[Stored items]
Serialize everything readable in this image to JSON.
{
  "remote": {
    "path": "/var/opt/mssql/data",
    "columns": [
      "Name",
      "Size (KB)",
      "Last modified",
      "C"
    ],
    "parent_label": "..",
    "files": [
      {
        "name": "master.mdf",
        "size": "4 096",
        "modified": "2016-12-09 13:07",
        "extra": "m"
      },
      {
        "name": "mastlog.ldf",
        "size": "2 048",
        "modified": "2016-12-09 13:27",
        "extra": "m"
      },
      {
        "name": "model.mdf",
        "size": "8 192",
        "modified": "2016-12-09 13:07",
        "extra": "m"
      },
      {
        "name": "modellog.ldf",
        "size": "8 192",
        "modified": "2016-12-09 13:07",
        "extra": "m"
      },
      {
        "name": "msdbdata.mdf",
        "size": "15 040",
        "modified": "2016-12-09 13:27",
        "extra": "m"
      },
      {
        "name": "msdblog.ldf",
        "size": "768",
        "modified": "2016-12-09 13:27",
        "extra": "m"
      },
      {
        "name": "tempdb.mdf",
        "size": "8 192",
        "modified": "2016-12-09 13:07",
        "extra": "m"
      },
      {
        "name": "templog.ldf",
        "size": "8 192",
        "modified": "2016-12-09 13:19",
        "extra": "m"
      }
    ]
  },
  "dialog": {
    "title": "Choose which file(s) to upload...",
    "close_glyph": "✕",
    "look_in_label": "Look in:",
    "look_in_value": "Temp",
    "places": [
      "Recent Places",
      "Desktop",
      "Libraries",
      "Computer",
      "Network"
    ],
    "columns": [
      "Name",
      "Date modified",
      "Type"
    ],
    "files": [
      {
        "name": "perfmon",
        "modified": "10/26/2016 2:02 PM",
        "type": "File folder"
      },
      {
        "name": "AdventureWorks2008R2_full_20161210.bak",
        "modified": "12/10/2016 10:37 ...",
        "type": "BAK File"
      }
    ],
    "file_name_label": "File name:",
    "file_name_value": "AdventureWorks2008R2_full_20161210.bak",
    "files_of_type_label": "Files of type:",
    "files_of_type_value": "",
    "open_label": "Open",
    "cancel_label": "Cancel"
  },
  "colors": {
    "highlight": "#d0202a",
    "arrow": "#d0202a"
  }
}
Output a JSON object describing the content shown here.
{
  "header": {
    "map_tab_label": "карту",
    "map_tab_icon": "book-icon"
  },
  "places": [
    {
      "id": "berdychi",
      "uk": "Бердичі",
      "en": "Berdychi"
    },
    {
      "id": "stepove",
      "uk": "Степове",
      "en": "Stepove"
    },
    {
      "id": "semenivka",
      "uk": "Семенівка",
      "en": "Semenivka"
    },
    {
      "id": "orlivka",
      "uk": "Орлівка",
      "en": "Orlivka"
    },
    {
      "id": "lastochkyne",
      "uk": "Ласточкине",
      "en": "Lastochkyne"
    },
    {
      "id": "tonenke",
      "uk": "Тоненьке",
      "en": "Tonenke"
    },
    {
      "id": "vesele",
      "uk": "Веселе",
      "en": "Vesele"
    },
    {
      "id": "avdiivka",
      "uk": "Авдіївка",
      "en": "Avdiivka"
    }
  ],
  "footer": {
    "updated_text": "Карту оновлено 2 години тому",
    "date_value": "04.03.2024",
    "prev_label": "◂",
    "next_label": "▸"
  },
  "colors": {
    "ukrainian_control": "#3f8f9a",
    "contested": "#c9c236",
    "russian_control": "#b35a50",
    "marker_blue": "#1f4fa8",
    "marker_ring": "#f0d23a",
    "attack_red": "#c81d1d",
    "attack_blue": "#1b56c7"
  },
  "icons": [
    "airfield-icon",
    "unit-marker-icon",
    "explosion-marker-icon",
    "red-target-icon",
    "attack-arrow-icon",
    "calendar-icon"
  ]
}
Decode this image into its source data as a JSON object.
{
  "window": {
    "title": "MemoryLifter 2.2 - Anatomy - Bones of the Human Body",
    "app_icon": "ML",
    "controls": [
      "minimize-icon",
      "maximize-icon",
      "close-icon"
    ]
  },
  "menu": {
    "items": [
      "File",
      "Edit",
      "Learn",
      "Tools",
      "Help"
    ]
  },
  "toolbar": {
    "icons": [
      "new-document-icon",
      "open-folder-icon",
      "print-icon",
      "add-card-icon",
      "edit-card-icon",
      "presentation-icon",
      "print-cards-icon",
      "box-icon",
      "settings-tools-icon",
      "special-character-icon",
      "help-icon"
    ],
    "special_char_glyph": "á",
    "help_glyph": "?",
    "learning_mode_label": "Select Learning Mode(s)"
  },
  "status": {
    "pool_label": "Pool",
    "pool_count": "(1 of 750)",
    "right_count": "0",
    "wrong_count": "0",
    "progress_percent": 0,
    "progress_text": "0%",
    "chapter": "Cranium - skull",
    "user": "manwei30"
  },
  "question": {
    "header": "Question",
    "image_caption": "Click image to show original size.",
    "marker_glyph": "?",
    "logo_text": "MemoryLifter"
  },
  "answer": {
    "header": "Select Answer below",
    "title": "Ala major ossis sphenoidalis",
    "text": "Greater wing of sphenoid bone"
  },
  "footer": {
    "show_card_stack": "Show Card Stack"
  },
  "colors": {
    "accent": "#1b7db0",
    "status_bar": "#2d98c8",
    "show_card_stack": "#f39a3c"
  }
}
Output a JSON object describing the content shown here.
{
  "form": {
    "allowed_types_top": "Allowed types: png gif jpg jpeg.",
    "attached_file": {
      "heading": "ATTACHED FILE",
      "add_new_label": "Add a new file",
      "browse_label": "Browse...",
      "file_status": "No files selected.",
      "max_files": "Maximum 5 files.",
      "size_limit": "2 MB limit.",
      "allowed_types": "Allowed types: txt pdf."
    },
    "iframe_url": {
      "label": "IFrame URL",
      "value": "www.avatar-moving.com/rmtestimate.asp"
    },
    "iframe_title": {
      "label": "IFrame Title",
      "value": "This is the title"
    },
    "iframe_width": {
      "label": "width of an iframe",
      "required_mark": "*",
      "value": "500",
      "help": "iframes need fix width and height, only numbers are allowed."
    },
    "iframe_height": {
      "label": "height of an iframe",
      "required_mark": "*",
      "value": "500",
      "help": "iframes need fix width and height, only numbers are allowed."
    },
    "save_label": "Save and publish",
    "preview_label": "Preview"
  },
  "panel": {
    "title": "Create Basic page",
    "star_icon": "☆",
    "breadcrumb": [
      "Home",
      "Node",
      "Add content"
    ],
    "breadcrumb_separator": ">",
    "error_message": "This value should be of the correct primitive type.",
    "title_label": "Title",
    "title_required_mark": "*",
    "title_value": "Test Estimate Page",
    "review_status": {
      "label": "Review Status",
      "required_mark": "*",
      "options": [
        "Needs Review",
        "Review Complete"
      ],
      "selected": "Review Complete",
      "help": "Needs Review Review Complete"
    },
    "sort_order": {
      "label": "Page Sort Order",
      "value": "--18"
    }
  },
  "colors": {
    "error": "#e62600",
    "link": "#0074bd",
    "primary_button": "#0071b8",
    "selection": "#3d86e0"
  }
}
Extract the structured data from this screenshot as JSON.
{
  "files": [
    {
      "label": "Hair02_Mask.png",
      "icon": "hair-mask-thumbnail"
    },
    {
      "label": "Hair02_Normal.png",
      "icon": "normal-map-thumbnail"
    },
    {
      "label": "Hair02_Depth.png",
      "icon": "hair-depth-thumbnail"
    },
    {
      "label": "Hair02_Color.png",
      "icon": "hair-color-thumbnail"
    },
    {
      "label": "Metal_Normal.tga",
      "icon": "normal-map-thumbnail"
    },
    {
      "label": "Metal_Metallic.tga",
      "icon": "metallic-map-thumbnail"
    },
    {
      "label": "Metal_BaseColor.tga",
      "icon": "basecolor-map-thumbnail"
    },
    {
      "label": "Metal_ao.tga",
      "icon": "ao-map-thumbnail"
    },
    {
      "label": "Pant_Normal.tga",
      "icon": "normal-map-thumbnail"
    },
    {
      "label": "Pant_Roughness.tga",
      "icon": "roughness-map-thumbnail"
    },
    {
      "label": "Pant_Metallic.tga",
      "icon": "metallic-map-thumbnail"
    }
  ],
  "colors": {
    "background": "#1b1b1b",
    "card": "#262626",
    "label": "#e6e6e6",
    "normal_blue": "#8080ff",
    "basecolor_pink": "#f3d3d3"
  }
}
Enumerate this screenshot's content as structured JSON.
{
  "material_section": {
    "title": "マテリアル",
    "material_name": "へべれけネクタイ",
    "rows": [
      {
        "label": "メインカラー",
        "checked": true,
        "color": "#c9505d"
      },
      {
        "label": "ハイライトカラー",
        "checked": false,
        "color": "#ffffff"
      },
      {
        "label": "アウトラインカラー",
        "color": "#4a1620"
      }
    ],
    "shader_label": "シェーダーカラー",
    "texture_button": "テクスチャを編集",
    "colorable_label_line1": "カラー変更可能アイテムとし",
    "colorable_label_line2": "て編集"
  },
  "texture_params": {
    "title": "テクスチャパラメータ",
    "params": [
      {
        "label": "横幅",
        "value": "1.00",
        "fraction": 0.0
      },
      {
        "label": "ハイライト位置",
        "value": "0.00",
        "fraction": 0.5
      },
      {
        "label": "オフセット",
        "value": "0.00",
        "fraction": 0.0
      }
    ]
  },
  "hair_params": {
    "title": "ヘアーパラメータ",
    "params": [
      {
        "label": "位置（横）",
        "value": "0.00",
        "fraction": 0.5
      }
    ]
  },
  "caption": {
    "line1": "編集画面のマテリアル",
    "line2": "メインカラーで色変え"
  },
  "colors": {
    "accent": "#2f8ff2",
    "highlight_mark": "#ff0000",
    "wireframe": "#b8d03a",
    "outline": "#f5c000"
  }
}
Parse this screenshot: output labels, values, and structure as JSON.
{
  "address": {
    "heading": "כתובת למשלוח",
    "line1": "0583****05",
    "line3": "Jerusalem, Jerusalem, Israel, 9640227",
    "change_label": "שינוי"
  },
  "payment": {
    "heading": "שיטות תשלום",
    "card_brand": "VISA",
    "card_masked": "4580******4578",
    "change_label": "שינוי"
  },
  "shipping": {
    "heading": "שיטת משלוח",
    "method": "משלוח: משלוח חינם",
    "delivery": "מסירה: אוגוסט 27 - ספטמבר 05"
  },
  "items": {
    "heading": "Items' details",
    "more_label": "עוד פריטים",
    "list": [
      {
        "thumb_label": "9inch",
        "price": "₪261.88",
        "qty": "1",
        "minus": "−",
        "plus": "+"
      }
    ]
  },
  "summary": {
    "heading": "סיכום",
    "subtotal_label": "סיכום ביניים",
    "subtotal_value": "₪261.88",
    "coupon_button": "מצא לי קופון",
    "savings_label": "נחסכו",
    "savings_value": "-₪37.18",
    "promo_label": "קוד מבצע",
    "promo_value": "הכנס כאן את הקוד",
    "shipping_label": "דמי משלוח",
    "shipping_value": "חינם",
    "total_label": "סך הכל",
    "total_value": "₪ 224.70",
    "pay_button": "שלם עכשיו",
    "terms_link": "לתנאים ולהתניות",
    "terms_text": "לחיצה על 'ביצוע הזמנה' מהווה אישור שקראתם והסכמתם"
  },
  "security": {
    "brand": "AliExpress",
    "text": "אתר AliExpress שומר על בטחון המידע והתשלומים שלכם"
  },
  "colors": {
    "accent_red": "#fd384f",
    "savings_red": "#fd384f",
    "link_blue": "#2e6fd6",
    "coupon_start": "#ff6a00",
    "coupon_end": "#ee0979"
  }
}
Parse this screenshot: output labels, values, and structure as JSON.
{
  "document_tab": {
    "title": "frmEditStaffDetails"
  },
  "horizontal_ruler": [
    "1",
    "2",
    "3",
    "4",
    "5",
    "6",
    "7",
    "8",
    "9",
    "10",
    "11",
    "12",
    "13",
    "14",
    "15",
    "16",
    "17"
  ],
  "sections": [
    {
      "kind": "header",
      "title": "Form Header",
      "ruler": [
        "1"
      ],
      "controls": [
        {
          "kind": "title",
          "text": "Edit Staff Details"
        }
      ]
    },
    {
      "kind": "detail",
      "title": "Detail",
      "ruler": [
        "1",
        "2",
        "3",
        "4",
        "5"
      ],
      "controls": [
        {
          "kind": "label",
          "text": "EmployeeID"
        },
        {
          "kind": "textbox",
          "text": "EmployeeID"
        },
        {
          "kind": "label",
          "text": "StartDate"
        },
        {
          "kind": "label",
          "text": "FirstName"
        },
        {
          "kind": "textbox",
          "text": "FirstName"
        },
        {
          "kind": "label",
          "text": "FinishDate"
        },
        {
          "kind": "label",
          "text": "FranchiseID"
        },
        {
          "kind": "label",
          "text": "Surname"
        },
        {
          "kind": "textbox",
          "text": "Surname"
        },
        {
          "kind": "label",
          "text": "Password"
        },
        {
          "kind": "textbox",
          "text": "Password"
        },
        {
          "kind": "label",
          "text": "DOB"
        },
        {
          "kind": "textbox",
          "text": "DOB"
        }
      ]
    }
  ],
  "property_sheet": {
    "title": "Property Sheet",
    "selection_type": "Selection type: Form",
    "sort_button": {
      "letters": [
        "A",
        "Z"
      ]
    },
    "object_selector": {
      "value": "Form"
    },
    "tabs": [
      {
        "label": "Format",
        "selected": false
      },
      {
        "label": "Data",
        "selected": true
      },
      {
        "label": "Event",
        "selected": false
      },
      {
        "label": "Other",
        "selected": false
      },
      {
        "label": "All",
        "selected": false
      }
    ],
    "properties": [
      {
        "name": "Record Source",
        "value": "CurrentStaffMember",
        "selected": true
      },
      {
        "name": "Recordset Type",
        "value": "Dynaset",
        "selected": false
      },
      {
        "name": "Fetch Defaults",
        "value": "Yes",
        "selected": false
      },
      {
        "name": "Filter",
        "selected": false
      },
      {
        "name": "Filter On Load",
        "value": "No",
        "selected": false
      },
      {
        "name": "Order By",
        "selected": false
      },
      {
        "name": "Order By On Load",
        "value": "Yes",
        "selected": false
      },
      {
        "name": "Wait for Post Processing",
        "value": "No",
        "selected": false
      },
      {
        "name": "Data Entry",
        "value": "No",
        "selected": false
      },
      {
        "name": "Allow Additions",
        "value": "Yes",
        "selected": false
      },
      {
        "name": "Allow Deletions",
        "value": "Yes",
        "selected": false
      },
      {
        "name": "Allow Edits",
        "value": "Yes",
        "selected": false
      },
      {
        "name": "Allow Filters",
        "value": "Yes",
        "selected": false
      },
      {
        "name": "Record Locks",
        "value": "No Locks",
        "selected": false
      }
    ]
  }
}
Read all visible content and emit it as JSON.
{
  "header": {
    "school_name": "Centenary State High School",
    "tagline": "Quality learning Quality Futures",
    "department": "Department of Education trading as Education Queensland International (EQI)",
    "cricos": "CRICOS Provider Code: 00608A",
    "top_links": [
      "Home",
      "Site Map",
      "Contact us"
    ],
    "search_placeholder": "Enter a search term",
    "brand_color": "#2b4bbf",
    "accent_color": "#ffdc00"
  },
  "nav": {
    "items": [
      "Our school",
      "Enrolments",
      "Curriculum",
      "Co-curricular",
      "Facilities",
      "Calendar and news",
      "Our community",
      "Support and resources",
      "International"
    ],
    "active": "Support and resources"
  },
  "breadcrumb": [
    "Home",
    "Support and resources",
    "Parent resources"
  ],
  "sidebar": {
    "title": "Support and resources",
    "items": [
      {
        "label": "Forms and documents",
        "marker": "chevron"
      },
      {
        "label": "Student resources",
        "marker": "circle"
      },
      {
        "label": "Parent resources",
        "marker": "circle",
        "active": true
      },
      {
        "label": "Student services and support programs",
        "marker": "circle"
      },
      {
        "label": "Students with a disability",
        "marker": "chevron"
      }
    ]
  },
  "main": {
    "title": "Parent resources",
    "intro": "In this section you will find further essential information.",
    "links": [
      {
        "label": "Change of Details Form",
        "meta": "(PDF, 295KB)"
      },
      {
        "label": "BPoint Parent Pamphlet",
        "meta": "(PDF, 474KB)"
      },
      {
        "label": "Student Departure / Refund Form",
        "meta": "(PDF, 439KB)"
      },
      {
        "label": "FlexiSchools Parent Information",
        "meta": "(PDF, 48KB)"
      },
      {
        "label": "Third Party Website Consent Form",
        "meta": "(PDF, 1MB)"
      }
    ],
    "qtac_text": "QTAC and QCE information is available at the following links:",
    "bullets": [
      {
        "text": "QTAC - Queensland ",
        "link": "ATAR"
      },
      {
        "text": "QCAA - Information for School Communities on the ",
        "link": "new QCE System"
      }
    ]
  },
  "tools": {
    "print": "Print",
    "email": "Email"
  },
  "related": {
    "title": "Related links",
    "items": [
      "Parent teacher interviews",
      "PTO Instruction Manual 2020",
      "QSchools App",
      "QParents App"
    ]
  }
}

EXERCISE DETAILS: Search the entries for "heading" and copy out each line that has it.

OUTPUT FOR THIS TASK:
      "heading": "ATTACHED FILE",
    "heading": "כתובת למשלוח",
    "heading": "שיטות תשלום",
    "heading": "שיטת משלוח",
    "heading": "Items' details",
    "heading": "סיכום",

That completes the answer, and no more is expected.